## Job
Reproduce every entry below precisely; do not include the pictures.

-------

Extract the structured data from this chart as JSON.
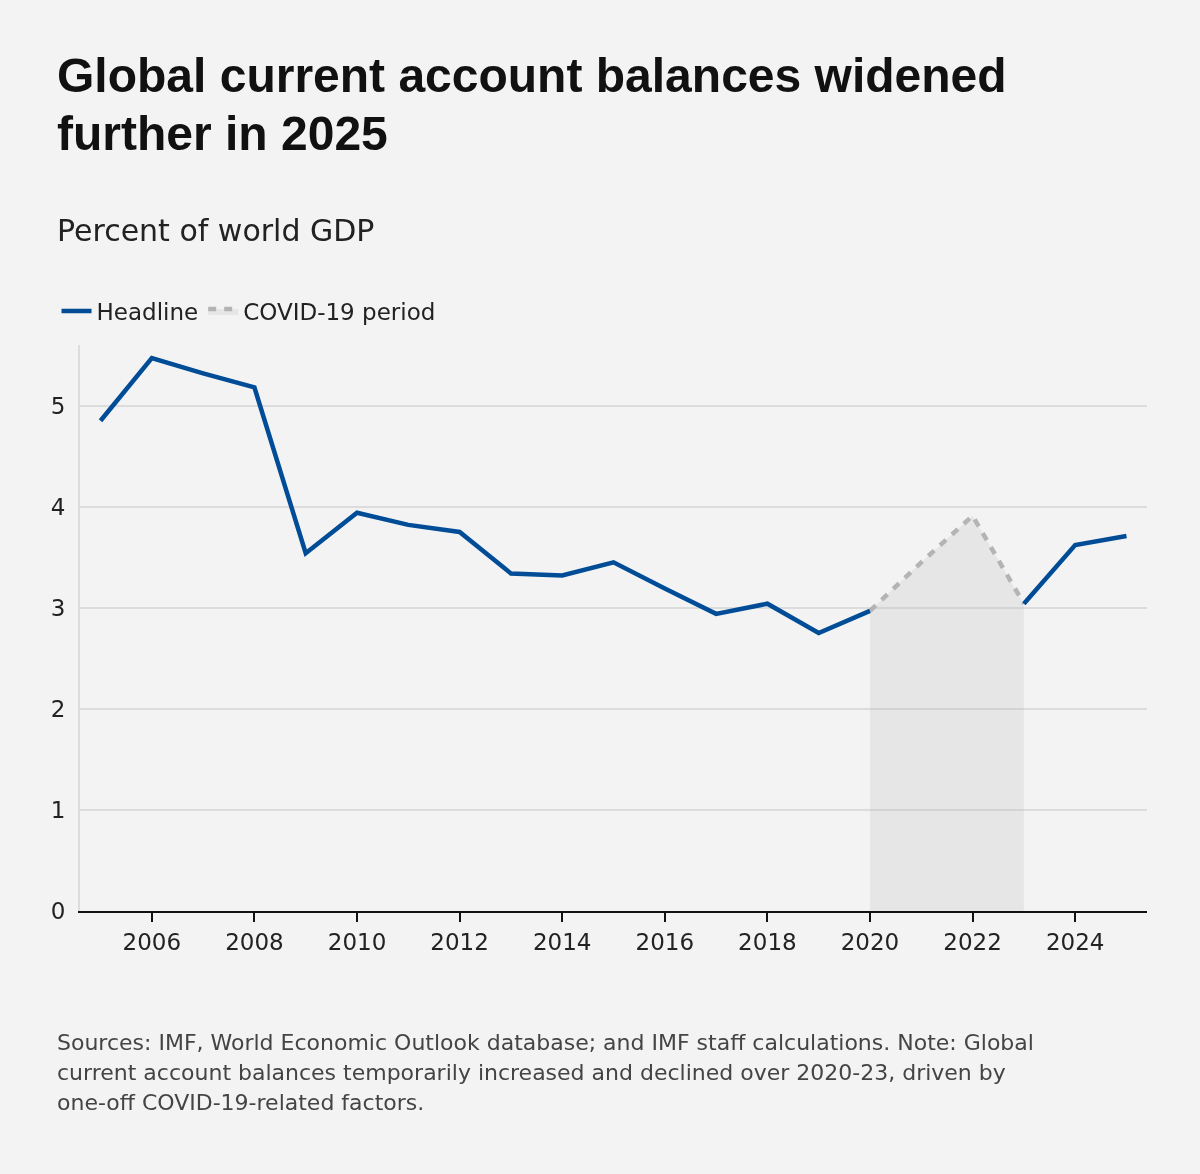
{
  "chart_data": {
    "type": "line",
    "title": "Global current account balances widened further in 2025",
    "subtitle": "Percent of world GDP",
    "annotations": [
      "Sources: IMF, World Economic Outlook database; and IMF staff calculations. Note: Global current account balances temporarily increased and declined over 2020-23, driven by one-off COVID-19-related factors."
    ],
    "x": [
      2005,
      2006,
      2007,
      2008,
      2009,
      2010,
      2011,
      2012,
      2013,
      2014,
      2015,
      2016,
      2017,
      2018,
      2019,
      2020,
      2021,
      2022,
      2023,
      2024,
      2025
    ],
    "series": [
      {
        "name": "Headline",
        "color": "#004c97",
        "line_style": "solid",
        "values": [
          4.85,
          5.47,
          5.32,
          5.18,
          3.54,
          3.94,
          3.82,
          3.75,
          3.34,
          3.32,
          3.45,
          3.19,
          2.94,
          3.04,
          2.75,
          2.97,
          null,
          null,
          3.04,
          3.62,
          3.71
        ]
      },
      {
        "name": "COVID-19 period",
        "type": "area",
        "color": "#b4b4b4",
        "line_style": "dashed",
        "x": [
          2020,
          2021,
          2022,
          2023
        ],
        "values": [
          2.97,
          3.45,
          3.91,
          3.04
        ]
      }
    ],
    "xlim": [
      2004.6,
      2025.4
    ],
    "xticks": [
      2006,
      2008,
      2010,
      2012,
      2014,
      2016,
      2018,
      2020,
      2022,
      2024
    ],
    "ylim": [
      0,
      5.6
    ],
    "yticks": [
      0,
      1,
      2,
      3,
      4,
      5
    ],
    "grid": "y",
    "legend": "top left",
    "marker": "none"
  }
}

-------

## Response
Extract the structured data from this chart as JSON.
{
  "chart_data": {
    "type": "line",
    "title": "Global current account balances widened further in 2025",
    "subtitle": "Percent of world GDP",
    "annotations": [
      "Sources: IMF, World Economic Outlook database; and IMF staff calculations. Note: Global current account balances temporarily increased and declined over 2020-23, driven by one-off COVID-19-related factors."
    ],
    "x": [
      2005,
      2006,
      2007,
      2008,
      2009,
      2010,
      2011,
      2012,
      2013,
      2014,
      2015,
      2016,
      2017,
      2018,
      2019,
      2020,
      2021,
      2022,
      2023,
      2024,
      2025
    ],
    "series": [
      {
        "name": "Headline",
        "color": "#004c97",
        "line_style": "solid",
        "values": [
          4.85,
          5.47,
          5.32,
          5.18,
          3.54,
          3.94,
          3.82,
          3.75,
          3.34,
          3.32,
          3.45,
          3.19,
          2.94,
          3.04,
          2.75,
          2.97,
          null,
          null,
          3.04,
          3.62,
          3.71
        ]
      },
      {
        "name": "COVID-19 period",
        "type": "area",
        "color": "#b4b4b4",
        "line_style": "dashed",
        "x": [
          2020,
          2021,
          2022,
          2023
        ],
        "values": [
          2.97,
          3.45,
          3.91,
          3.04
        ]
      }
    ],
    "xlim": [
      2004.6,
      2025.4
    ],
    "xticks": [
      2006,
      2008,
      2010,
      2012,
      2014,
      2016,
      2018,
      2020,
      2022,
      2024
    ],
    "ylim": [
      0,
      5.6
    ],
    "yticks": [
      0,
      1,
      2,
      3,
      4,
      5
    ],
    "grid": "y",
    "legend": "top left",
    "marker": "none"
  }
}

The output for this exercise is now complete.